* [GIVEN INSTRUCTION] Copy each line below that includes "title".
== MATERIAL TO PROCESS ==
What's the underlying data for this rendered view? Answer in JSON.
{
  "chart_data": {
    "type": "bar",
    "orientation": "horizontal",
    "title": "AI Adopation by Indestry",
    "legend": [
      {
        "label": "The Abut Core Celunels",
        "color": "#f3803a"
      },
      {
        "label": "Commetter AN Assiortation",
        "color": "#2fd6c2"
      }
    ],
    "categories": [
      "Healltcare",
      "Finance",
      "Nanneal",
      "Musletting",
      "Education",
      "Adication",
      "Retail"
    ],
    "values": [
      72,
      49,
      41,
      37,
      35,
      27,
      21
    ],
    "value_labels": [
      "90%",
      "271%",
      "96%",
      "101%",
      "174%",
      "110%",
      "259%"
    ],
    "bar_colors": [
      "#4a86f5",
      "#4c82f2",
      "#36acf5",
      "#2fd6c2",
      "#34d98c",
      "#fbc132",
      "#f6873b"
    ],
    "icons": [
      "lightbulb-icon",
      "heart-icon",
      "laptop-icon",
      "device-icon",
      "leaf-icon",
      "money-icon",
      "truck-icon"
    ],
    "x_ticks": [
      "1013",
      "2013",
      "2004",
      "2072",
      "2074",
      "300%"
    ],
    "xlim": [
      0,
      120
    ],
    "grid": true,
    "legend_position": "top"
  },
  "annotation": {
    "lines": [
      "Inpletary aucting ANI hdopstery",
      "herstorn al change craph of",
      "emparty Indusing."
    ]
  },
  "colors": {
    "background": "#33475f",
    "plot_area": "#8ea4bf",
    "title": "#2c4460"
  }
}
===
* [CORRECT OUTPUT]
    "title": "AI Adopation by Indestry",
    "title": "#2c4460"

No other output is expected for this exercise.